>> START

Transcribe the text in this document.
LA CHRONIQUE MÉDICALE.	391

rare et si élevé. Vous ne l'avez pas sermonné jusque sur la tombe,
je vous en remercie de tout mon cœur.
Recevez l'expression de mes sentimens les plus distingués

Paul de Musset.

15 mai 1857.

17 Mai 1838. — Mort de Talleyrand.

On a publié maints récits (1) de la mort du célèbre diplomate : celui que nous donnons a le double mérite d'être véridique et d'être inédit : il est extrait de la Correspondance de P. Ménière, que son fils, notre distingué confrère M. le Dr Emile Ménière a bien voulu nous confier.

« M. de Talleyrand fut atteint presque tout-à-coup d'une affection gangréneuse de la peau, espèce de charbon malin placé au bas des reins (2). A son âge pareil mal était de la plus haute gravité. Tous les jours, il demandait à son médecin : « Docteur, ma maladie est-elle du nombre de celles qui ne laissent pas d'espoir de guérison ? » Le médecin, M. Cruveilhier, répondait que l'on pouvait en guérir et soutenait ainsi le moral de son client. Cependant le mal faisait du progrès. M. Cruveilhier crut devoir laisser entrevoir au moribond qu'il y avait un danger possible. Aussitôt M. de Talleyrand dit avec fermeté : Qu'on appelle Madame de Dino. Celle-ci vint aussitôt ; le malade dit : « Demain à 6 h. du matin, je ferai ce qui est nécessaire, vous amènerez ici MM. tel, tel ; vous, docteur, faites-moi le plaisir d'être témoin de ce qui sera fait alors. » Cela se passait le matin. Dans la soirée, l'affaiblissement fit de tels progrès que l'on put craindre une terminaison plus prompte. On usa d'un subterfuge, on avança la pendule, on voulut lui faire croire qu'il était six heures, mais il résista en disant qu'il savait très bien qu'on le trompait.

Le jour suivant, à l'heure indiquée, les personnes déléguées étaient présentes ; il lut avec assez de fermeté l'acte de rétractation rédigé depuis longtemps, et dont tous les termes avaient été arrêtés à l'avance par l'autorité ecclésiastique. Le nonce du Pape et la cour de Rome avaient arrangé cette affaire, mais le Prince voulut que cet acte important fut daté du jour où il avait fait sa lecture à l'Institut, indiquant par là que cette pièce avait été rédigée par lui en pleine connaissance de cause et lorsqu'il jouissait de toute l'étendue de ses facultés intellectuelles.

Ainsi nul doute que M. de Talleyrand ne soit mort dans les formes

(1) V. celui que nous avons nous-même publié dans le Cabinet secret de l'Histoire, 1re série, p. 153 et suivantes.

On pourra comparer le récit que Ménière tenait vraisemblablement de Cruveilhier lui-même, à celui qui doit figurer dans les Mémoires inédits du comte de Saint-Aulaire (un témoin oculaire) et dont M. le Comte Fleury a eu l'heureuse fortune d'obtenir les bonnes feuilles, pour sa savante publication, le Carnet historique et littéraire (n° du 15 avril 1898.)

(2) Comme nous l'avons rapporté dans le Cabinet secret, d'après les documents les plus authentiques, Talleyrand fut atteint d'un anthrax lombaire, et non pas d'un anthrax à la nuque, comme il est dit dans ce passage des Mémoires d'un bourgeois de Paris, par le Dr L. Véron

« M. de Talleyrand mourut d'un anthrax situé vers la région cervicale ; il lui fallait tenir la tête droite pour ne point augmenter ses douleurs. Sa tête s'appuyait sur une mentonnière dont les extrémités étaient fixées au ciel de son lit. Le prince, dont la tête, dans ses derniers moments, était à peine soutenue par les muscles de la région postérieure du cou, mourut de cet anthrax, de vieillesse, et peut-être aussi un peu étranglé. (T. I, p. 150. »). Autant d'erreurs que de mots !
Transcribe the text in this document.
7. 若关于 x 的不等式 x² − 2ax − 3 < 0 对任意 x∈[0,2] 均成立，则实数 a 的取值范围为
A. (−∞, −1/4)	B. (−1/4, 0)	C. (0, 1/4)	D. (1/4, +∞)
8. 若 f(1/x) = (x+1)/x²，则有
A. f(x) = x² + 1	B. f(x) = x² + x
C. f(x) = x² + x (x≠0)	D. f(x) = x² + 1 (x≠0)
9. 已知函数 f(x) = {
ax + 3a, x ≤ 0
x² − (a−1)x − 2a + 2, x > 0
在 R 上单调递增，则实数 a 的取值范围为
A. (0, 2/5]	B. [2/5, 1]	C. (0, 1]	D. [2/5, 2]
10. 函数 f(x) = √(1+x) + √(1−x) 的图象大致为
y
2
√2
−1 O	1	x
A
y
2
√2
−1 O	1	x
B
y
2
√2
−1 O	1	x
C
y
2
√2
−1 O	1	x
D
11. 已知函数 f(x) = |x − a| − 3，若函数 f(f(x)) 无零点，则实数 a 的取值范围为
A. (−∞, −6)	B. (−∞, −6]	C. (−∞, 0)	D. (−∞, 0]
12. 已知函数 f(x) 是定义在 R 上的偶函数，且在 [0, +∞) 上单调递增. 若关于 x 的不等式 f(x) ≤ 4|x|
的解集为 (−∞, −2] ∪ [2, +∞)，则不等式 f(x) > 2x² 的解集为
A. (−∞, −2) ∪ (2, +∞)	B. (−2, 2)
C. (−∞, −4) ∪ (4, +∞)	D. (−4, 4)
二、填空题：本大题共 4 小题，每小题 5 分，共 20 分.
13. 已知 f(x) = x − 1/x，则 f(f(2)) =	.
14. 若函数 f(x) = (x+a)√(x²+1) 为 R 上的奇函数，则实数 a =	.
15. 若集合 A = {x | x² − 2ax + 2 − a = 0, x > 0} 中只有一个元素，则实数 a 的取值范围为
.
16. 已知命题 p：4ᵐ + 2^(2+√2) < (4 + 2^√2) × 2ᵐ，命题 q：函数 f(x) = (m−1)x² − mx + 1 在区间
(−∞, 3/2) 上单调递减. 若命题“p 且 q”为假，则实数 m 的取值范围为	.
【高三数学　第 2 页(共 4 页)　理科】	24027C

>> END

**Your objective:** In the entries above, identify every line with the word "même". Copy those lines.

**Complete answer:**
(1) V. celui que nous avons nous-même publié dans le Cabinet secret de l'Histoire, 1re série, p. 153 et suivantes.
On pourra comparer le récit que Ménière tenait vraisemblablement de Cruveilhier lui-même, à celui qui doit figurer dans les Mémoires inédits du comte de Saint-Aulaire (un témoin oculaire) et dont M. le Comte Fleury a eu l'heureuse fortune d'obtenir les bonnes feuilles, pour sa savante publication, le Carnet historique et littéraire (n° du 15 avril 1898.)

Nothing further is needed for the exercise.